§ Exercise goal: The data must be written out once more, precisely as given.

-------

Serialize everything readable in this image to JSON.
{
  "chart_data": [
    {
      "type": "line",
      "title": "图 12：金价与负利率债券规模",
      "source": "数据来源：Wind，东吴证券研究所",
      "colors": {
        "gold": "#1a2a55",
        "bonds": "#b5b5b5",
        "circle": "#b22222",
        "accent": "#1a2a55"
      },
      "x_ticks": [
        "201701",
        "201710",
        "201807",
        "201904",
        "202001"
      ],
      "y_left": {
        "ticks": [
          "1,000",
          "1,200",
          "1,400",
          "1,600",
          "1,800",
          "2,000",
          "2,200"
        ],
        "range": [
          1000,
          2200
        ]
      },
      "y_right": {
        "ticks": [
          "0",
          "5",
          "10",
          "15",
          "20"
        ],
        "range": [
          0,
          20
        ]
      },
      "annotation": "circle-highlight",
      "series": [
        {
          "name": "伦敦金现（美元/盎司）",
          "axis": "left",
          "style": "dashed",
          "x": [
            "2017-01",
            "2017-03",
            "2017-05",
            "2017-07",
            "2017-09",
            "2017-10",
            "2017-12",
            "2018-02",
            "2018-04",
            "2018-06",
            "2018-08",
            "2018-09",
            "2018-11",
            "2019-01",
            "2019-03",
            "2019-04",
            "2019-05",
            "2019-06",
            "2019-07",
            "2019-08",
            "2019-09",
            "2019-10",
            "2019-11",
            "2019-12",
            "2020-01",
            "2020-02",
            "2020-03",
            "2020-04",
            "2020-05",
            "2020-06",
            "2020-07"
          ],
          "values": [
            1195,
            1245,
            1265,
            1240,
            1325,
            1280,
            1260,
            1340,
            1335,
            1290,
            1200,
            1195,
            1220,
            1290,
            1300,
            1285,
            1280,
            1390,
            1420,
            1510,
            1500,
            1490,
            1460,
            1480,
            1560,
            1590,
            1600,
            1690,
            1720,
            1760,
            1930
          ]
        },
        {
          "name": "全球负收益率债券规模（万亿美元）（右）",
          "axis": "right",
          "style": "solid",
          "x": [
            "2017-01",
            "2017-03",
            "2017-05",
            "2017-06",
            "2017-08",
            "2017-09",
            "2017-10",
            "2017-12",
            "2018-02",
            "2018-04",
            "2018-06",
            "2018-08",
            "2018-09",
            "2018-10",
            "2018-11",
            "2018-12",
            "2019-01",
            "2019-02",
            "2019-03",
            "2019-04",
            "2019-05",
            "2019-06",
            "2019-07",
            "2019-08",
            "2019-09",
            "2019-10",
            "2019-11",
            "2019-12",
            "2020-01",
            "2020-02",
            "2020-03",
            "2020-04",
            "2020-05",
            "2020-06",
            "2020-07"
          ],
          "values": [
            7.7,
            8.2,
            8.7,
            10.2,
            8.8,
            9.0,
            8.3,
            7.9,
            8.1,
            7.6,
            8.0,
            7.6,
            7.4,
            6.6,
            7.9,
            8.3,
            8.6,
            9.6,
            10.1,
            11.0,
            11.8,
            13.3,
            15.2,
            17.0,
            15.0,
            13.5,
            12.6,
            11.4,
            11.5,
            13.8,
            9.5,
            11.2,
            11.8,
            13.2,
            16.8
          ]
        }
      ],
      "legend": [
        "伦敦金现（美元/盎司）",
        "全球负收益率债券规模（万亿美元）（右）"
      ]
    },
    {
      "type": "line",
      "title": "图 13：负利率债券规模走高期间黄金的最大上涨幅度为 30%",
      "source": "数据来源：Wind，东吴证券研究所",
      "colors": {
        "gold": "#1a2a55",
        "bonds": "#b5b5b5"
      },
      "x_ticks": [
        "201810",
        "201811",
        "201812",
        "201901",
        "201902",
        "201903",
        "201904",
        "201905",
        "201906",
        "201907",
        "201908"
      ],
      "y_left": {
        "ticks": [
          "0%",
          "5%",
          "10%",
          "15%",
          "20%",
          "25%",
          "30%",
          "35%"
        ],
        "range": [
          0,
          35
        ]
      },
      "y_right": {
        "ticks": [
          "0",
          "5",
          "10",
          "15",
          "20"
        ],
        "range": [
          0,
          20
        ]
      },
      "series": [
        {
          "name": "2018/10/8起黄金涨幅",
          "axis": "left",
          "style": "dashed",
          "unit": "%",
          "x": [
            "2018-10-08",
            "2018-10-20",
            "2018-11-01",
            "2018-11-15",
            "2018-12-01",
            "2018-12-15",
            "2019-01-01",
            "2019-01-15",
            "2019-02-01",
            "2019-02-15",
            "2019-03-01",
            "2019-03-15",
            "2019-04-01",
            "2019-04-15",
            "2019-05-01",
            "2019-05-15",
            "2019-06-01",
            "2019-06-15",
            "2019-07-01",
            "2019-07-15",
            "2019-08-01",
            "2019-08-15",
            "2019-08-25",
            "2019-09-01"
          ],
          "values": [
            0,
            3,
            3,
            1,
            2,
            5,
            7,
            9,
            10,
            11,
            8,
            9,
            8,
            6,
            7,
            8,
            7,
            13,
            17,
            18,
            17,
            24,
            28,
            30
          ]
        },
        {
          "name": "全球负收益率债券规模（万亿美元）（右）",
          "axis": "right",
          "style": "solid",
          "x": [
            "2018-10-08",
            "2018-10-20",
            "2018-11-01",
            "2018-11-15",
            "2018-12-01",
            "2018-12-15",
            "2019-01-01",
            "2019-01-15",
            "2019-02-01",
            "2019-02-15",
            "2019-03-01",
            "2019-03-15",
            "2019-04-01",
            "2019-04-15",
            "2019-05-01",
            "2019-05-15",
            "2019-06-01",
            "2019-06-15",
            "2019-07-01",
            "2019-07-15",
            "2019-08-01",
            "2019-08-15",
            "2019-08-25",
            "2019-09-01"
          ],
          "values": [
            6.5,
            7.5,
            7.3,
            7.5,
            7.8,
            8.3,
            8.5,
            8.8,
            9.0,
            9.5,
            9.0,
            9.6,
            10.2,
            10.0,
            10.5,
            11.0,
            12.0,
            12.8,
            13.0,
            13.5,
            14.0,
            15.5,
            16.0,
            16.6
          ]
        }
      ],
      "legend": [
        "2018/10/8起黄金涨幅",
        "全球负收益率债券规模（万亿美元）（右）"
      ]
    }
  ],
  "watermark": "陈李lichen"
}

-------

§ Reply to the exercise:
Serialize everything readable in this image to JSON.
{
  "chart_data": [
    {
      "type": "line",
      "title": "图 12：金价与负利率债券规模",
      "source": "数据来源：Wind，东吴证券研究所",
      "colors": {
        "gold": "#1a2a55",
        "bonds": "#b5b5b5",
        "circle": "#b22222",
        "accent": "#1a2a55"
      },
      "x_ticks": [
        "201701",
        "201710",
        "201807",
        "201904",
        "202001"
      ],
      "y_left": {
        "ticks": [
          "1,000",
          "1,200",
          "1,400",
          "1,600",
          "1,800",
          "2,000",
          "2,200"
        ],
        "range": [
          1000,
          2200
        ]
      },
      "y_right": {
        "ticks": [
          "0",
          "5",
          "10",
          "15",
          "20"
        ],
        "range": [
          0,
          20
        ]
      },
      "annotation": "circle-highlight",
      "series": [
        {
          "name": "伦敦金现（美元/盎司）",
          "axis": "left",
          "style": "dashed",
          "x": [
            "2017-01",
            "2017-03",
            "2017-05",
            "2017-07",
            "2017-09",
            "2017-10",
            "2017-12",
            "2018-02",
            "2018-04",
            "2018-06",
            "2018-08",
            "2018-09",
            "2018-11",
            "2019-01",
            "2019-03",
            "2019-04",
            "2019-05",
            "2019-06",
            "2019-07",
            "2019-08",
            "2019-09",
            "2019-10",
            "2019-11",
            "2019-12",
            "2020-01",
            "2020-02",
            "2020-03",
            "2020-04",
            "2020-05",
            "2020-06",
            "2020-07"
          ],
          "values": [
            1195,
            1245,
            1265,
            1240,
            1325,
            1280,
            1260,
            1340,
            1335,
            1290,
            1200,
            1195,
            1220,
            1290,
            1300,
            1285,
            1280,
            1390,
            1420,
            1510,
            1500,
            1490,
            1460,
            1480,
            1560,
            1590,
            1600,
            1690,
            1720,
            1760,
            1930
          ]
        },
        {
          "name": "全球负收益率债券规模（万亿美元）（右）",
          "axis": "right",
          "style": "solid",
          "x": [
            "2017-01",
            "2017-03",
            "2017-05",
            "2017-06",
            "2017-08",
            "2017-09",
            "2017-10",
            "2017-12",
            "2018-02",
            "2018-04",
            "2018-06",
            "2018-08",
            "2018-09",
            "2018-10",
            "2018-11",
            "2018-12",
            "2019-01",
            "2019-02",
            "2019-03",
            "2019-04",
            "2019-05",
            "2019-06",
            "2019-07",
            "2019-08",
            "2019-09",
            "2019-10",
            "2019-11",
            "2019-12",
            "2020-01",
            "2020-02",
            "2020-03",
            "2020-04",
            "2020-05",
            "2020-06",
            "2020-07"
          ],
          "values": [
            7.7,
            8.2,
            8.7,
            10.2,
            8.8,
            9.0,
            8.3,
            7.9,
            8.1,
            7.6,
            8.0,
            7.6,
            7.4,
            6.6,
            7.9,
            8.3,
            8.6,
            9.6,
            10.1,
            11.0,
            11.8,
            13.3,
            15.2,
            17.0,
            15.0,
            13.5,
            12.6,
            11.4,
            11.5,
            13.8,
            9.5,
            11.2,
            11.8,
            13.2,
            16.8
          ]
        }
      ],
      "legend": [
        "伦敦金现（美元/盎司）",
        "全球负收益率债券规模（万亿美元）（右）"
      ]
    },
    {
      "type": "line",
      "title": "图 13：负利率债券规模走高期间黄金的最大上涨幅度为 30%",
      "source": "数据来源：Wind，东吴证券研究所",
      "colors": {
        "gold": "#1a2a55",
        "bonds": "#b5b5b5"
      },
      "x_ticks": [
        "201810",
        "201811",
        "201812",
        "201901",
        "201902",
        "201903",
        "201904",
        "201905",
        "201906",
        "201907",
        "201908"
      ],
      "y_left": {
        "ticks": [
          "0%",
          "5%",
          "10%",
          "15%",
          "20%",
          "25%",
          "30%",
          "35%"
        ],
        "range": [
          0,
          35
        ]
      },
      "y_right": {
        "ticks": [
          "0",
          "5",
          "10",
          "15",
          "20"
        ],
        "range": [
          0,
          20
        ]
      },
      "series": [
        {
          "name": "2018/10/8起黄金涨幅",
          "axis": "left",
          "style": "dashed",
          "unit": "%",
          "x": [
            "2018-10-08",
            "2018-10-20",
            "2018-11-01",
            "2018-11-15",
            "2018-12-01",
            "2018-12-15",
            "2019-01-01",
            "2019-01-15",
            "2019-02-01",
            "2019-02-15",
            "2019-03-01",
            "2019-03-15",
            "2019-04-01",
            "2019-04-15",
            "2019-05-01",
            "2019-05-15",
            "2019-06-01",
            "2019-06-15",
            "2019-07-01",
            "2019-07-15",
            "2019-08-01",
            "2019-08-15",
            "2019-08-25",
            "2019-09-01"
          ],
          "values": [
            0,
            3,
            3,
            1,
            2,
            5,
            7,
            9,
            10,
            11,
            8,
            9,
            8,
            6,
            7,
            8,
            7,
            13,
            17,
            18,
            17,
            24,
            28,
            30
          ]
        },
        {
          "name": "全球负收益率债券规模（万亿美元）（右）",
          "axis": "right",
          "style": "solid",
          "x": [
            "2018-10-08",
            "2018-10-20",
            "2018-11-01",
            "2018-11-15",
            "2018-12-01",
            "2018-12-15",
            "2019-01-01",
            "2019-01-15",
            "2019-02-01",
            "2019-02-15",
            "2019-03-01",
            "2019-03-15",
            "2019-04-01",
            "2019-04-15",
            "2019-05-01",
            "2019-05-15",
            "2019-06-01",
            "2019-06-15",
            "2019-07-01",
            "2019-07-15",
            "2019-08-01",
            "2019-08-15",
            "2019-08-25",
            "2019-09-01"
          ],
          "values": [
            6.5,
            7.5,
            7.3,
            7.5,
            7.8,
            8.3,
            8.5,
            8.8,
            9.0,
            9.5,
            9.0,
            9.6,
            10.2,
            10.0,
            10.5,
            11.0,
            12.0,
            12.8,
            13.0,
            13.5,
            14.0,
            15.5,
            16.0,
            16.6
          ]
        }
      ],
      "legend": [
        "2018/10/8起黄金涨幅",
        "全球负收益率债券规模（万亿美元）（右）"
      ]
    }
  ],
  "watermark": "陈李lichen"
}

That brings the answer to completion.